(WHAT IS ASKED) Return each line holding the string "JSON".

(STORED ROWS)

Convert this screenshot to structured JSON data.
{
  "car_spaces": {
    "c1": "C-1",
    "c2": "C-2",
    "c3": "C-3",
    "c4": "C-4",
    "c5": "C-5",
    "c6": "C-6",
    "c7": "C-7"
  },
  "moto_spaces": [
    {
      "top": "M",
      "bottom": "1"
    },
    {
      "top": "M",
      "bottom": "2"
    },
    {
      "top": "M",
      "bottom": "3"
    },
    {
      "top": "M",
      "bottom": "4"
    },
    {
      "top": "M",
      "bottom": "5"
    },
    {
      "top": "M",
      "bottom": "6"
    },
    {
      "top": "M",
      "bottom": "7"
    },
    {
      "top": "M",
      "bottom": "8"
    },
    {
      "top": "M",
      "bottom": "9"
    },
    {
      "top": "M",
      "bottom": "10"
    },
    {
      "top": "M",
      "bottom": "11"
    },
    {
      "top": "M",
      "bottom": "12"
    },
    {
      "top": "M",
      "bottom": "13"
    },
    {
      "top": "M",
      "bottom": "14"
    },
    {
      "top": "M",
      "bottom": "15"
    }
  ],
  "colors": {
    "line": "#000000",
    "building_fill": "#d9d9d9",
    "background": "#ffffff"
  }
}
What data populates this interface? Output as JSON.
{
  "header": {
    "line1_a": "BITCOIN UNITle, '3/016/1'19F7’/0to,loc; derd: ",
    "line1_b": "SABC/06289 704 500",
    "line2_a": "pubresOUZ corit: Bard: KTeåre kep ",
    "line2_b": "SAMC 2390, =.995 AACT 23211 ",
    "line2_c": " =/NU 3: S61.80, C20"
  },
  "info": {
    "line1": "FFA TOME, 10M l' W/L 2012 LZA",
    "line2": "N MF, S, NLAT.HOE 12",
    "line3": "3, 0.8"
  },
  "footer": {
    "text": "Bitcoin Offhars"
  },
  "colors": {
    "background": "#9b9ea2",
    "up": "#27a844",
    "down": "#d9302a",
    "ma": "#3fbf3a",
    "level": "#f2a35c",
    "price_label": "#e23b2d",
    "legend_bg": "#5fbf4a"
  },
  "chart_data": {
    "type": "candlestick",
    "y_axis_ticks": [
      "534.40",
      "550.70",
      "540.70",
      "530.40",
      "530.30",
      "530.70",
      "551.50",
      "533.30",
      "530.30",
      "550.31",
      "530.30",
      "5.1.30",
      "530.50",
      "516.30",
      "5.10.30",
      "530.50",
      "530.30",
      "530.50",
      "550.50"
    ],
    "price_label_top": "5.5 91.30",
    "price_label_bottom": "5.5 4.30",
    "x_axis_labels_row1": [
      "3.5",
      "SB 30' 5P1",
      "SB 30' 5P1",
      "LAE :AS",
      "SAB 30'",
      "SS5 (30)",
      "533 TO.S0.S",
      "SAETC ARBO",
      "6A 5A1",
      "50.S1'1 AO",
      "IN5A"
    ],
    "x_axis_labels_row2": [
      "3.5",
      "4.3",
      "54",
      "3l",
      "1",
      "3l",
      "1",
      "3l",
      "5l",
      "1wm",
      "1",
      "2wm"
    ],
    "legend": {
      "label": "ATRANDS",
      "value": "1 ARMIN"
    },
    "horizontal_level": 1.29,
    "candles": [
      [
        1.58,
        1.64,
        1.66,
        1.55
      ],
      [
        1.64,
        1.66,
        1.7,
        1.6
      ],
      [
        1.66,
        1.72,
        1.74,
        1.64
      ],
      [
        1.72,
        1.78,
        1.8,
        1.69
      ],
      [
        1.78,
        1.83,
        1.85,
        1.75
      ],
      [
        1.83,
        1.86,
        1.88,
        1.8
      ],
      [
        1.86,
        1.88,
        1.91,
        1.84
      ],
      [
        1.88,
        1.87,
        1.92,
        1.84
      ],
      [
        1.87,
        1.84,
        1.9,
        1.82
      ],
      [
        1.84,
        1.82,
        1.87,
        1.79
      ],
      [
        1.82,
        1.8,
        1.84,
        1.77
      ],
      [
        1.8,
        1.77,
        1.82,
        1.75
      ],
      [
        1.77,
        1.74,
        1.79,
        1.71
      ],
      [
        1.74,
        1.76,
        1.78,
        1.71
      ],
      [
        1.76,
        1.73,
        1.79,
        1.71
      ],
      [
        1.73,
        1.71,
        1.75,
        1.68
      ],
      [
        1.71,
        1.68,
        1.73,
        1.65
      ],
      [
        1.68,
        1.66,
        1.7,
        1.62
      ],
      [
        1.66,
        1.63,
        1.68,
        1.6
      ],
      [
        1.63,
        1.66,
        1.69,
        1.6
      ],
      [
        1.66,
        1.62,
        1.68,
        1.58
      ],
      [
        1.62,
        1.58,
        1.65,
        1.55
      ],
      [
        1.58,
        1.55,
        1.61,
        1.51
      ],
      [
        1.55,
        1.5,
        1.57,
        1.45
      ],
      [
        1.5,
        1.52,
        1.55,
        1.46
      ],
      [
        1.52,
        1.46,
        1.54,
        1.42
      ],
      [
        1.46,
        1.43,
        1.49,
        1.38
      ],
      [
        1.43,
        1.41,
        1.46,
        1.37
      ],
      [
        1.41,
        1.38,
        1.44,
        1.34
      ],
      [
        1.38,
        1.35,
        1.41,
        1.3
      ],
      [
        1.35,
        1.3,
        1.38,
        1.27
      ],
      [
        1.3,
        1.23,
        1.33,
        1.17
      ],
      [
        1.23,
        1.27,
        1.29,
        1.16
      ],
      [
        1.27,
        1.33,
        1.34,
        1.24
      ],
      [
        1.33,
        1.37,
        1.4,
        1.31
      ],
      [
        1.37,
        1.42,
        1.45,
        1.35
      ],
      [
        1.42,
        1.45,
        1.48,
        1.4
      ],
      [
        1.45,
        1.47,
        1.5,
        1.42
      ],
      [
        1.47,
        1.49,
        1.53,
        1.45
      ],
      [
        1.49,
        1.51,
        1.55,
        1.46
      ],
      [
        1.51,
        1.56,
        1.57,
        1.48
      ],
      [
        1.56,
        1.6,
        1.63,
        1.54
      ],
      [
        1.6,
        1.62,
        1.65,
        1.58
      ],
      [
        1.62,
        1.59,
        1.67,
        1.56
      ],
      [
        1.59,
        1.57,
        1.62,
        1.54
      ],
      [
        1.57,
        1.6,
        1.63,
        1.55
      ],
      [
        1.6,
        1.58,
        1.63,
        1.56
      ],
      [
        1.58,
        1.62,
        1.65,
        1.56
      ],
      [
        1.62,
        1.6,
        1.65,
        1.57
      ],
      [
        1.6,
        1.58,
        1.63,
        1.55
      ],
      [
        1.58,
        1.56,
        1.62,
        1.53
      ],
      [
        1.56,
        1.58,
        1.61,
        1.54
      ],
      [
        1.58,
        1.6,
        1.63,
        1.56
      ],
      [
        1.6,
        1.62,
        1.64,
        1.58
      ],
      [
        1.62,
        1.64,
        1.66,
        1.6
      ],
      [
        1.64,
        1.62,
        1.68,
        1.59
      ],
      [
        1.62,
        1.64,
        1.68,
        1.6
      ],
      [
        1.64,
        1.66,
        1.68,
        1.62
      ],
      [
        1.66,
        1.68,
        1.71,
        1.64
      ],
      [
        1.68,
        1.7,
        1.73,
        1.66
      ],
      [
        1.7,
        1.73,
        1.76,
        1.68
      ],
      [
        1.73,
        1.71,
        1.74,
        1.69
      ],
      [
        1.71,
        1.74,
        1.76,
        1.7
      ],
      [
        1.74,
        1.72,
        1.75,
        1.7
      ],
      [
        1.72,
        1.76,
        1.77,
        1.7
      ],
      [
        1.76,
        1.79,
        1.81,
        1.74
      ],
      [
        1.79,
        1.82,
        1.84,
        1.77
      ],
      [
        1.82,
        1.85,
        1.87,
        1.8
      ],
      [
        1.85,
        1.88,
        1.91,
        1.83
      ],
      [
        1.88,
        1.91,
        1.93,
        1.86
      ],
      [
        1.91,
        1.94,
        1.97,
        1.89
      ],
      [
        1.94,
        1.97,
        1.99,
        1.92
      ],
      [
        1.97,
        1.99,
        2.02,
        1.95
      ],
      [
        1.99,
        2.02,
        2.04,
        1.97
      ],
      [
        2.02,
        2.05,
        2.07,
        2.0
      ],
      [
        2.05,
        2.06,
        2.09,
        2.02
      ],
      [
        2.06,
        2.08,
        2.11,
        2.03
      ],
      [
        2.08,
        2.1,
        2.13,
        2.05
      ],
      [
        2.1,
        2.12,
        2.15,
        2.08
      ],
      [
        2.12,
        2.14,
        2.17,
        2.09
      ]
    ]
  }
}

(FINAL RESULT)
Convert this screenshot to structured JSON data.
What data populates this interface? Output as JSON.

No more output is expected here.